:: Your goal ::
List every line in this data where the string "parapet" occurs.

BEGIN Dataset rows

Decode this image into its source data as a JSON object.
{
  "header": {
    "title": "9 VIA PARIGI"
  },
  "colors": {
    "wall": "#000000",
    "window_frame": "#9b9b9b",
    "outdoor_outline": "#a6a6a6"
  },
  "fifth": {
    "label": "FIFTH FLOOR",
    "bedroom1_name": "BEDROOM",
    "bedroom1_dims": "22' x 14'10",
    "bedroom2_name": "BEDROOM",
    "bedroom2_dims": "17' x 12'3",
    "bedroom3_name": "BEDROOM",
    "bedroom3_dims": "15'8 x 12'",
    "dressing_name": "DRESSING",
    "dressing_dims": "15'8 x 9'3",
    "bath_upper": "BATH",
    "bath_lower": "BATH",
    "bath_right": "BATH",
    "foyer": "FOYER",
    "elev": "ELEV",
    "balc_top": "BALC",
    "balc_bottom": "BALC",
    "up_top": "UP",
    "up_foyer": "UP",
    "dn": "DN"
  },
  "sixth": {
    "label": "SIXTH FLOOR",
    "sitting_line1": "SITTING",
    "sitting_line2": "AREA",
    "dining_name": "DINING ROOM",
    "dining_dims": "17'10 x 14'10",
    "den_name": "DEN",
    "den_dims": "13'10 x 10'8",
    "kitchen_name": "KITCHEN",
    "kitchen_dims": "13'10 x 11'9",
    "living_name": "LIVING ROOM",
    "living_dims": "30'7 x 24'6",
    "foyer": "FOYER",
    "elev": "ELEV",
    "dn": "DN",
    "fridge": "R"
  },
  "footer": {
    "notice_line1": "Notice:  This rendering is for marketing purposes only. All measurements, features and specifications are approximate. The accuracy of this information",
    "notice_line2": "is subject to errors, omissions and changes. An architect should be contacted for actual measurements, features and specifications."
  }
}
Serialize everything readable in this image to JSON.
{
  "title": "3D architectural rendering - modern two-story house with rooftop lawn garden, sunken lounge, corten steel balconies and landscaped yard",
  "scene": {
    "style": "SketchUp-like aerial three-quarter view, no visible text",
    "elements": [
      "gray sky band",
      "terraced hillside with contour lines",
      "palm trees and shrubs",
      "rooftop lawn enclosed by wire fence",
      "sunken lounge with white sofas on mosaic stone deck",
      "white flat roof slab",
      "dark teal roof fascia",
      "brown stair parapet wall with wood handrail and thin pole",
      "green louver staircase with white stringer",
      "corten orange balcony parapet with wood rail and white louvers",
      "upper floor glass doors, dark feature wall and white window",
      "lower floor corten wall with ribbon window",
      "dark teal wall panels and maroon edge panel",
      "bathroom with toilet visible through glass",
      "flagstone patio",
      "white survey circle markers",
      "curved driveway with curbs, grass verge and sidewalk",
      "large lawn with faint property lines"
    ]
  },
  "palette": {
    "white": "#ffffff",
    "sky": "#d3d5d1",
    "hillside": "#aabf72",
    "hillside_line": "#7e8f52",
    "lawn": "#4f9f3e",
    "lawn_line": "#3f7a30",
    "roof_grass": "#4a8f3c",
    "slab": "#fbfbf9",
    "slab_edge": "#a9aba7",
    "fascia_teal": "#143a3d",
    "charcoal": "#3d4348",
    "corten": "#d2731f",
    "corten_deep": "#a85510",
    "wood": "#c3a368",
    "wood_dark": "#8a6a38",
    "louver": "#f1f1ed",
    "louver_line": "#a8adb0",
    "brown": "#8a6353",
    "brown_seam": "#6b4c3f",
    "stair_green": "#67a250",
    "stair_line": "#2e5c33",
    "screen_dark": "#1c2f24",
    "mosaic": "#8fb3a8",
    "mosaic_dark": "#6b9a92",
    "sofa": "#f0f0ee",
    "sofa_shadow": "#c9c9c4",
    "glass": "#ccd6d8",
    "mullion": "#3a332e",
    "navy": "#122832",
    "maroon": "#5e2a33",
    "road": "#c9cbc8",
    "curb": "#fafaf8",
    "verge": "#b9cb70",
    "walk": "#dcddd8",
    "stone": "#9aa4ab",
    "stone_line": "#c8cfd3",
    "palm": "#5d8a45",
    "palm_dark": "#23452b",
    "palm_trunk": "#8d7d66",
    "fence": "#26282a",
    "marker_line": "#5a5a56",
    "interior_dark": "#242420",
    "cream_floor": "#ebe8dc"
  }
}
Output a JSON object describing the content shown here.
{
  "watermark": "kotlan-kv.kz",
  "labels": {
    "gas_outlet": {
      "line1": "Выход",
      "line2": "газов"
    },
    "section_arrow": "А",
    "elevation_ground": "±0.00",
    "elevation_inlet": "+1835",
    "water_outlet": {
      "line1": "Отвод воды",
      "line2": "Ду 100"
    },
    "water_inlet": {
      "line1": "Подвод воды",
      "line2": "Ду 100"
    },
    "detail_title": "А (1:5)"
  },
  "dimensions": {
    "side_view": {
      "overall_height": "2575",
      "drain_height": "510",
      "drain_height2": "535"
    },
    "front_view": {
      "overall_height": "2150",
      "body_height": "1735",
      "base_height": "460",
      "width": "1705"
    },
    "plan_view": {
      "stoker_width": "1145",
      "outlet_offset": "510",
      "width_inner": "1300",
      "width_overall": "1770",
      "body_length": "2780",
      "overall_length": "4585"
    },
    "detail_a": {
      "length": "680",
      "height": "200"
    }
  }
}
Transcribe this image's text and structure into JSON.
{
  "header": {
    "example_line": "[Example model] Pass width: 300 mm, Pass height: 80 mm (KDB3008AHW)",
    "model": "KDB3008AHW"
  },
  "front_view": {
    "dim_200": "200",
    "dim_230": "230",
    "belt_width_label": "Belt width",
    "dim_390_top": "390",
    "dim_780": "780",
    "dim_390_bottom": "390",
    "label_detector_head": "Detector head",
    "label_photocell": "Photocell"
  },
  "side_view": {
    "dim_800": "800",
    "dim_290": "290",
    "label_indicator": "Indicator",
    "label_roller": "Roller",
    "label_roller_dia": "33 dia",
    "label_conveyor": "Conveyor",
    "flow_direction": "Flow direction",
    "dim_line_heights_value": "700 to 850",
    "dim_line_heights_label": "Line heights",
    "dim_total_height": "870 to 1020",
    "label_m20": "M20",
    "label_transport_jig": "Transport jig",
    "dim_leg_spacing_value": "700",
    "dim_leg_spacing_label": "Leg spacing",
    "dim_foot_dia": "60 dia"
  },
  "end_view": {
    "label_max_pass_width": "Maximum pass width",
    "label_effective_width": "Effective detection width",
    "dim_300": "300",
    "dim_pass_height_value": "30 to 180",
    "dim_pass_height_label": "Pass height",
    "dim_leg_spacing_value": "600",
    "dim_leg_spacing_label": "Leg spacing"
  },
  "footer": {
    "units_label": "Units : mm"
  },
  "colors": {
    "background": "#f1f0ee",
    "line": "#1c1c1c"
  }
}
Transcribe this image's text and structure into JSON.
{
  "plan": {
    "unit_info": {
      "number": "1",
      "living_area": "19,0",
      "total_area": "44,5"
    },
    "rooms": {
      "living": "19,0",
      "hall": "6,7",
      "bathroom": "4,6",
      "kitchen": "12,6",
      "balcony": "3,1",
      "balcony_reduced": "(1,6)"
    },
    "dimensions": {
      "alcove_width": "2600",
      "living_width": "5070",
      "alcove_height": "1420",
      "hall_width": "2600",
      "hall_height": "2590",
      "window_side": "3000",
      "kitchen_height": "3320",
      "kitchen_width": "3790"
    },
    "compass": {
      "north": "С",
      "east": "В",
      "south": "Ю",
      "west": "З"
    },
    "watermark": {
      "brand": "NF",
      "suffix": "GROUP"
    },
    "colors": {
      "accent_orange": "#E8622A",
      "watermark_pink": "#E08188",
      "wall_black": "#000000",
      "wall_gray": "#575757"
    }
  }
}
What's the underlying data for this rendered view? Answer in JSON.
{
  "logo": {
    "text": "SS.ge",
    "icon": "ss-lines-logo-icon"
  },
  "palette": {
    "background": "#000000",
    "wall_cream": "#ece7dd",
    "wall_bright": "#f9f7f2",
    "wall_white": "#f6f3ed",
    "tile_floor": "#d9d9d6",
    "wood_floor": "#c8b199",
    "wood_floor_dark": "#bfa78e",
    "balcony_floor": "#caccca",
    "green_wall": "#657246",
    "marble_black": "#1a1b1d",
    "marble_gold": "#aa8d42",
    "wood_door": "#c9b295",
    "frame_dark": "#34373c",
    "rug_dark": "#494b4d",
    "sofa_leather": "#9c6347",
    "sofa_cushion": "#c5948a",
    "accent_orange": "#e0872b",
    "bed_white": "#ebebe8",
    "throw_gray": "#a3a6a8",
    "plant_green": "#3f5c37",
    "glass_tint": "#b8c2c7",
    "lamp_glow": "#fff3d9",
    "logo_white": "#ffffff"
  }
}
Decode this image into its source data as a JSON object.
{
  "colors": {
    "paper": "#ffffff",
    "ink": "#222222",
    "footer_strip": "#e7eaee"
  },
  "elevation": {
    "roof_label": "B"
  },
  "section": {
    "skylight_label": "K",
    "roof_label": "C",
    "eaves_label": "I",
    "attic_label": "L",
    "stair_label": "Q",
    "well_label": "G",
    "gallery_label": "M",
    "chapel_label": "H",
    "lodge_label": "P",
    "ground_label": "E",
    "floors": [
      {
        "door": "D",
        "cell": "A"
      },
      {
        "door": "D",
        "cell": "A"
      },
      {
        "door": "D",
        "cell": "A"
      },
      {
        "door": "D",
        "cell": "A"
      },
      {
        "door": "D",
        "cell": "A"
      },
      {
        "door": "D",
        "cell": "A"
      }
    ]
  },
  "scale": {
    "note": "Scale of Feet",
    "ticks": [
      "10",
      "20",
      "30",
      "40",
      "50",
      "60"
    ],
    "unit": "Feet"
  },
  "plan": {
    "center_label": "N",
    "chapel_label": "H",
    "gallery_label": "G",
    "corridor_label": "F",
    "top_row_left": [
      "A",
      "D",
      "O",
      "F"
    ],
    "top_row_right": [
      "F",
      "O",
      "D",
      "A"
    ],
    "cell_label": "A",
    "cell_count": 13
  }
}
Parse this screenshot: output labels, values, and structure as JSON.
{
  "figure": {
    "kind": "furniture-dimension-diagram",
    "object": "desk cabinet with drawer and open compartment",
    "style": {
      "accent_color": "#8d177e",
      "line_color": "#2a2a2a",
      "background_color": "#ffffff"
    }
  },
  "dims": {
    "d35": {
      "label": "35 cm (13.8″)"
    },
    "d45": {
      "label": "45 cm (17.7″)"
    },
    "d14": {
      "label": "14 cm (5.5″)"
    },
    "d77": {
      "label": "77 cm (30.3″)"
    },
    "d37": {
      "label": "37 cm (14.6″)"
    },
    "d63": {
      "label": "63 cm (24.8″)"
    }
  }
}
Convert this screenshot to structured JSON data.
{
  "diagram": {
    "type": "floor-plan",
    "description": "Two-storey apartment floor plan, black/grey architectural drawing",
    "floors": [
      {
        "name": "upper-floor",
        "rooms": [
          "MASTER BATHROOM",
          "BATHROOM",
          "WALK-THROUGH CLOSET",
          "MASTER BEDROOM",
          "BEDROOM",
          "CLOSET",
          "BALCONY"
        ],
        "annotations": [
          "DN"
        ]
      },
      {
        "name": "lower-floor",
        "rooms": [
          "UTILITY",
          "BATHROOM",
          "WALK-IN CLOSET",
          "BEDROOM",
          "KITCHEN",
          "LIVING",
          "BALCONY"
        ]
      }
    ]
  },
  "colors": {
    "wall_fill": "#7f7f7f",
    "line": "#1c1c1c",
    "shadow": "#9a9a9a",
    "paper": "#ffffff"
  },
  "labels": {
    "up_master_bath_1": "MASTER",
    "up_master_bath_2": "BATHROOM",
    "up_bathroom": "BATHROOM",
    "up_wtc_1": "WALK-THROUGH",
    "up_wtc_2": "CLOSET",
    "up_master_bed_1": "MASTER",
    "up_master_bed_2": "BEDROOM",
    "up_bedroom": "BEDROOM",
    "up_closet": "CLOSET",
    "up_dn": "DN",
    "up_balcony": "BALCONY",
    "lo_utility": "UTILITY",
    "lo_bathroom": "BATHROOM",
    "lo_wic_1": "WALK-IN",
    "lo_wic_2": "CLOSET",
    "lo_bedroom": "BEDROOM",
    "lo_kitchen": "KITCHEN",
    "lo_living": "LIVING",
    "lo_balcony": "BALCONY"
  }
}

END Dataset rows

:: The answer ::
      "brown stair parapet wall with wood handrail and thin pole",
      "corten orange balcony parapet with wood rail and white louvers",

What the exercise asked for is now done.